• [DIRECTIONS FOR THIS TASK] Identify the line with "Parse this screenshot: output"; copy word for word that line and every one after it, to the end of the listing. Exclude pictures.
________________________
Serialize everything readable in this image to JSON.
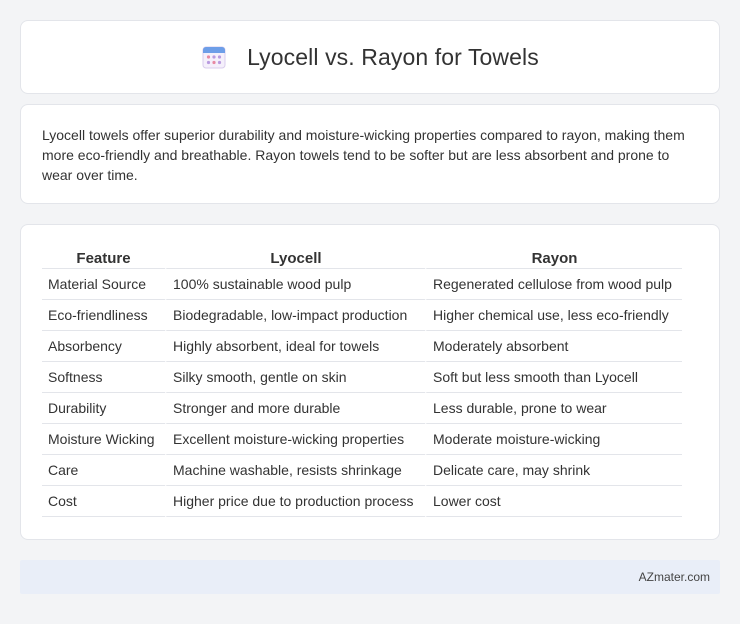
{
  "header": {
    "title": "Lyocell vs. Rayon for Towels",
    "icon": "calendar-icon"
  },
  "summary": {
    "text": "Lyocell towels offer superior durability and moisture-wicking properties compared to rayon, making them more eco-friendly and breathable. Rayon towels tend to be softer but are less absorbent and prone to wear over time."
  },
  "table": {
    "headers": [
      "Feature",
      "Lyocell",
      "Rayon"
    ],
    "rows": [
      [
        "Material Source",
        "100% sustainable wood pulp",
        "Regenerated cellulose from wood pulp"
      ],
      [
        "Eco-friendliness",
        "Biodegradable, low-impact production",
        "Higher chemical use, less eco-friendly"
      ],
      [
        "Absorbency",
        "Highly absorbent, ideal for towels",
        "Moderately absorbent"
      ],
      [
        "Softness",
        "Silky smooth, gentle on skin",
        "Soft but less smooth than Lyocell"
      ],
      [
        "Durability",
        "Stronger and more durable",
        "Less durable, prone to wear"
      ],
      [
        "Moisture Wicking",
        "Excellent moisture-wicking properties",
        "Moderate moisture-wicking"
      ],
      [
        "Care",
        "Machine washable, resists shrinkage",
        "Delicate care, may shrink"
      ],
      [
        "Cost",
        "Higher price due to production process",
        "Lower cost"
      ]
    ]
  },
  "footer": {
    "brand": "AZmater.com"
  },
  "colors": {
    "background": "#f3f4f6",
    "card": "#ffffff",
    "border": "#e3e5ea",
    "footer_bg": "#e9eef8",
    "text": "#333333"
  }
}
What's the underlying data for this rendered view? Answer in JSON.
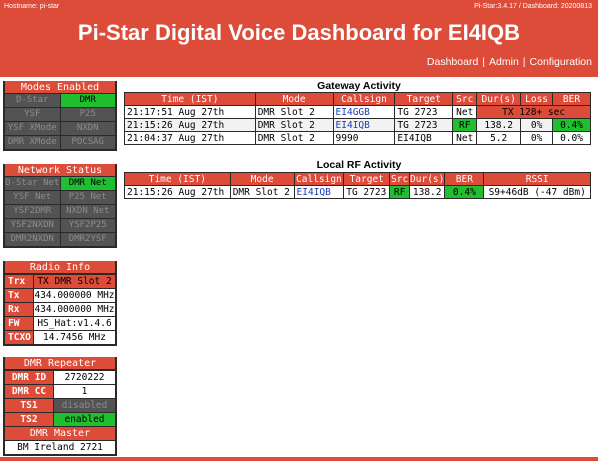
{
  "header": {
    "hostname": "Hostname: pi-star",
    "version": "Pi-Star:3.4.17 / Dashboard: 20200813",
    "title": "Pi-Star Digital Voice Dashboard for EI4IQB",
    "nav": [
      "Dashboard",
      "Admin",
      "Configuration"
    ]
  },
  "modes_enabled": {
    "title": "Modes Enabled",
    "items": [
      {
        "label": "D-Star",
        "on": false
      },
      {
        "label": "DMR",
        "on": true
      },
      {
        "label": "YSF",
        "on": false
      },
      {
        "label": "P25",
        "on": false
      },
      {
        "label": "YSF XMode",
        "on": false
      },
      {
        "label": "NXDN",
        "on": false
      },
      {
        "label": "DMR XMode",
        "on": false
      },
      {
        "label": "POCSAG",
        "on": false
      }
    ]
  },
  "network_status": {
    "title": "Network Status",
    "items": [
      {
        "label": "D-Star Net",
        "on": false
      },
      {
        "label": "DMR Net",
        "on": true
      },
      {
        "label": "YSF Net",
        "on": false
      },
      {
        "label": "P25 Net",
        "on": false
      },
      {
        "label": "YSF2DMR",
        "on": false
      },
      {
        "label": "NXDN Net",
        "on": false
      },
      {
        "label": "YSF2NXDN",
        "on": false
      },
      {
        "label": "YSF2P25",
        "on": false
      },
      {
        "label": "DMR2NXDN",
        "on": false
      },
      {
        "label": "DMR2YSF",
        "on": false
      }
    ]
  },
  "radio_info": {
    "title": "Radio Info",
    "rows": [
      {
        "key": "Trx",
        "value": "TX DMR Slot 2"
      },
      {
        "key": "Tx",
        "value": "434.000000 MHz"
      },
      {
        "key": "Rx",
        "value": "434.000000 MHz"
      },
      {
        "key": "FW",
        "value": "HS_Hat:v1.4.6"
      },
      {
        "key": "TCXO",
        "value": "14.7456 MHz"
      }
    ]
  },
  "dmr_repeater": {
    "title": "DMR Repeater",
    "rows": [
      {
        "key": "DMR ID",
        "value": "2720222"
      },
      {
        "key": "DMR CC",
        "value": "1"
      },
      {
        "key": "TS1",
        "value": "disabled"
      },
      {
        "key": "TS2",
        "value": "enabled"
      }
    ],
    "master_title": "DMR Master",
    "master_value": "BM Ireland 2721"
  },
  "gateway_activity": {
    "title": "Gateway Activity",
    "headers": [
      "Time (IST)",
      "Mode",
      "Callsign",
      "Target",
      "Src",
      "Dur(s)",
      "Loss",
      "BER"
    ],
    "rows": [
      {
        "time": "21:17:51 Aug 27th",
        "mode": "DMR Slot 2",
        "callsign": "EI4GGB",
        "target": "TG 2723",
        "src": "Net",
        "dur": "TX 128+ sec",
        "loss": "",
        "ber": ""
      },
      {
        "time": "21:15:26 Aug 27th",
        "mode": "DMR Slot 2",
        "callsign": "EI4IQB",
        "target": "TG 2723",
        "src": "RF",
        "dur": "138.2",
        "loss": "0%",
        "ber": "0.4%"
      },
      {
        "time": "21:04:37 Aug 27th",
        "mode": "DMR Slot 2",
        "callsign": "9990",
        "target": "EI4IQB",
        "src": "Net",
        "dur": "5.2",
        "loss": "0%",
        "ber": "0.0%"
      }
    ]
  },
  "local_rf_activity": {
    "title": "Local RF Activity",
    "headers": [
      "Time (IST)",
      "Mode",
      "Callsign",
      "Target",
      "Src",
      "Dur(s)",
      "BER",
      "RSSI"
    ],
    "rows": [
      {
        "time": "21:15:26 Aug 27th",
        "mode": "DMR Slot 2",
        "callsign": "EI4IQB",
        "target": "TG 2723",
        "src": "RF",
        "dur": "138.2",
        "ber": "0.4%",
        "rssi": "S9+46dB (-47 dBm)"
      }
    ]
  },
  "colors": {
    "accent": "#dd4b39",
    "enabled": "#1fbf2f",
    "disabled": "#535353",
    "link": "#1a3fb0"
  }
}
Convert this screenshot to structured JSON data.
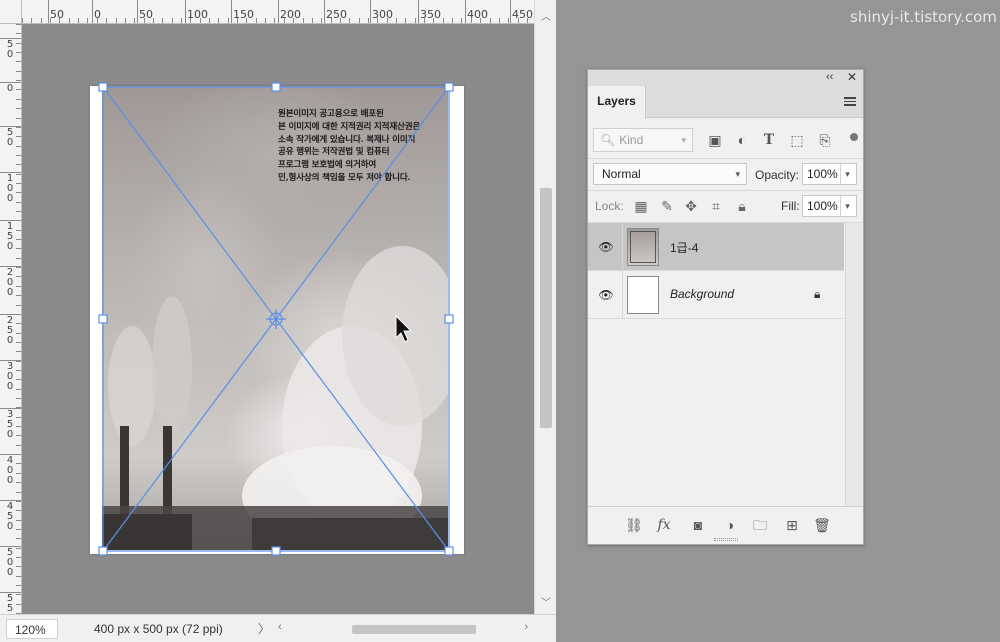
{
  "watermark": "shinyj-it.tistory.com",
  "rulers": {
    "horizontal": [
      "50",
      "0",
      "50",
      "100",
      "150",
      "200",
      "250",
      "300",
      "350",
      "400",
      "450"
    ],
    "vertical": [
      "5\n0",
      "0",
      "5\n0",
      "1\n0\n0",
      "1\n5\n0",
      "2\n0\n0",
      "2\n5\n0",
      "3\n0\n0",
      "3\n5\n0",
      "4\n0\n0",
      "4\n5\n0",
      "5\n0\n0",
      "5\n5\n0"
    ]
  },
  "status": {
    "zoom": "120%",
    "doc_info": "400 px x 500 px (72 ppi)",
    "info_arrow": "〉"
  },
  "image_caption": "원본이미지 공고용으로 배포된\n본 이미지에 대한 지적권리 지적재산권은\n소속 작가에게 있습니다. 복제나 이미지\n공유 행위는 저작권법 및 컴퓨터\n프로그램 보호법에 의거하여\n민,형사상의 책임을 모두 져야 합니다.",
  "layers_panel": {
    "collapse_icon": "‹‹",
    "close_icon": "✕",
    "tab_label": "Layers",
    "filter_kind": "Kind",
    "blend_mode": "Normal",
    "opacity_label": "Opacity:",
    "opacity_value": "100%",
    "lock_label": "Lock:",
    "fill_label": "Fill:",
    "fill_value": "100%",
    "layers": [
      {
        "name": "1급-4",
        "visible": true,
        "selected": true
      },
      {
        "name": "Background",
        "visible": true,
        "selected": false,
        "locked": true
      }
    ],
    "footer_icons": [
      "link-icon",
      "fx-icon",
      "mask-icon",
      "adjustment-icon",
      "folder-icon",
      "new-layer-icon",
      "trash-icon"
    ],
    "fx_label": "fx"
  },
  "colors": {
    "transform_line": "#5b8ee6",
    "selected_layer": "#c5c5c5",
    "workspace": "#959595"
  }
}
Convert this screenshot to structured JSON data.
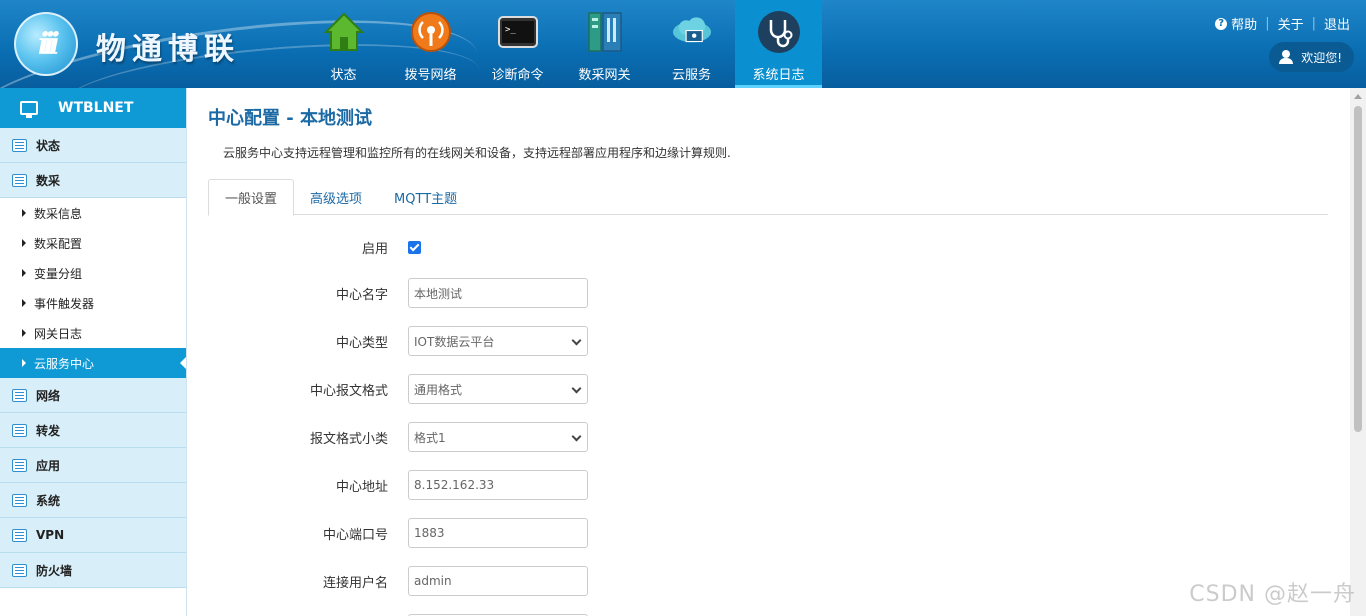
{
  "header": {
    "logo_letter": "iii",
    "logo_text": "物通博联",
    "nav": [
      {
        "label": "状态",
        "icon": "house-icon"
      },
      {
        "label": "拨号网络",
        "icon": "broadcast-icon"
      },
      {
        "label": "诊断命令",
        "icon": "terminal-icon"
      },
      {
        "label": "数采网关",
        "icon": "gateway-icon"
      },
      {
        "label": "云服务",
        "icon": "cloud-icon"
      },
      {
        "label": "系统日志",
        "icon": "stethoscope-icon",
        "active": true
      }
    ],
    "help": "帮助",
    "about": "关于",
    "logout": "退出",
    "welcome": "欢迎您!"
  },
  "sidebar": {
    "brand": "WTBLNET",
    "groups": {
      "status": "状态",
      "collect": "数采",
      "network": "网络",
      "forward": "转发",
      "app": "应用",
      "system": "系统",
      "vpn": "VPN",
      "firewall": "防火墙"
    },
    "collect_items": [
      "数采信息",
      "数采配置",
      "变量分组",
      "事件触发器",
      "网关日志",
      "云服务中心"
    ],
    "active_item": "云服务中心"
  },
  "main": {
    "title": "中心配置 - 本地测试",
    "description": "云服务中心支持远程管理和监控所有的在线网关和设备，支持远程部署应用程序和边缘计算规则.",
    "tabs": [
      "一般设置",
      "高级选项",
      "MQTT主题"
    ],
    "form": {
      "enable_label": "启用",
      "enable_checked": true,
      "name_label": "中心名字",
      "name_value": "本地测试",
      "type_label": "中心类型",
      "type_value": "IOT数据云平台",
      "format_label": "中心报文格式",
      "format_value": "通用格式",
      "subformat_label": "报文格式小类",
      "subformat_value": "格式1",
      "address_label": "中心地址",
      "address_value": "8.152.162.33",
      "port_label": "中心端口号",
      "port_value": "1883",
      "username_label": "连接用户名",
      "username_value": "admin"
    }
  },
  "watermark": "CSDN @赵一舟",
  "colors": {
    "header_blue": "#0b6fb4",
    "accent": "#0f9ad6",
    "title_blue": "#1c6aa5",
    "sidebar_group_bg": "#d8eef8",
    "checkbox_blue": "#1a73e8"
  }
}
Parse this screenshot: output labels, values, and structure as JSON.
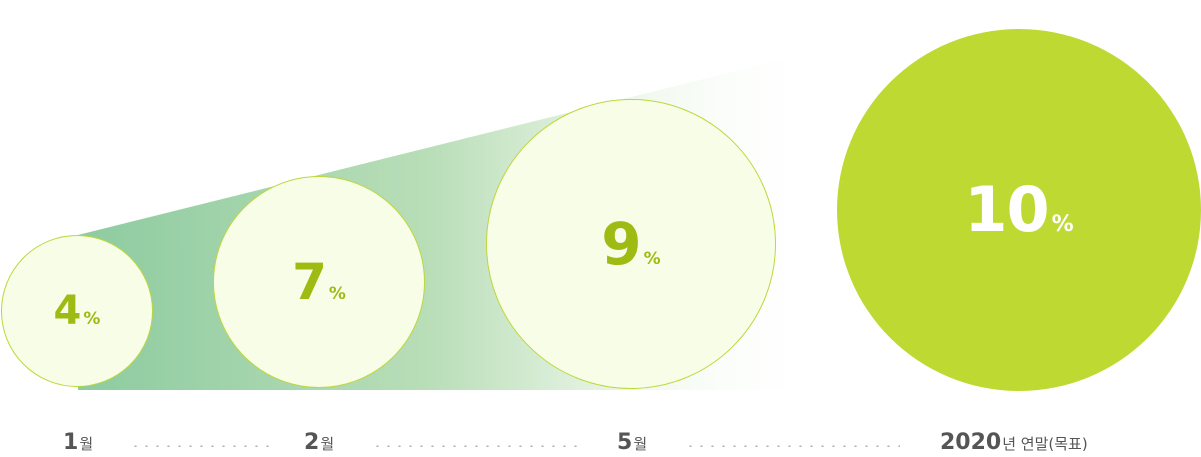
{
  "milestones": [
    {
      "value": "4",
      "unit": "%",
      "label_num": "1",
      "label_text": "월"
    },
    {
      "value": "7",
      "unit": "%",
      "label_num": "2",
      "label_text": "월"
    },
    {
      "value": "9",
      "unit": "%",
      "label_num": "5",
      "label_text": "월"
    },
    {
      "value": "10",
      "unit": "%",
      "label_num": "2020",
      "label_text": "년 연말(목표)"
    }
  ],
  "colors": {
    "accent": "#bed932",
    "value_text": "#9dbb12",
    "circle_fill": "#f8fde8",
    "band_start": "#8ecba0",
    "label_text": "#555555"
  }
}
________________________
• [REPLY]
Parse this screenshot: output labels, values, and structure as JSON.
{
  "milestones": [
    {
      "value": "4",
      "unit": "%",
      "label_num": "1",
      "label_text": "월"
    },
    {
      "value": "7",
      "unit": "%",
      "label_num": "2",
      "label_text": "월"
    },
    {
      "value": "9",
      "unit": "%",
      "label_num": "5",
      "label_text": "월"
    },
    {
      "value": "10",
      "unit": "%",
      "label_num": "2020",
      "label_text": "년 연말(목표)"
    }
  ],
  "colors": {
    "accent": "#bed932",
    "value_text": "#9dbb12",
    "circle_fill": "#f8fde8",
    "band_start": "#8ecba0",
    "label_text": "#555555"
  }
}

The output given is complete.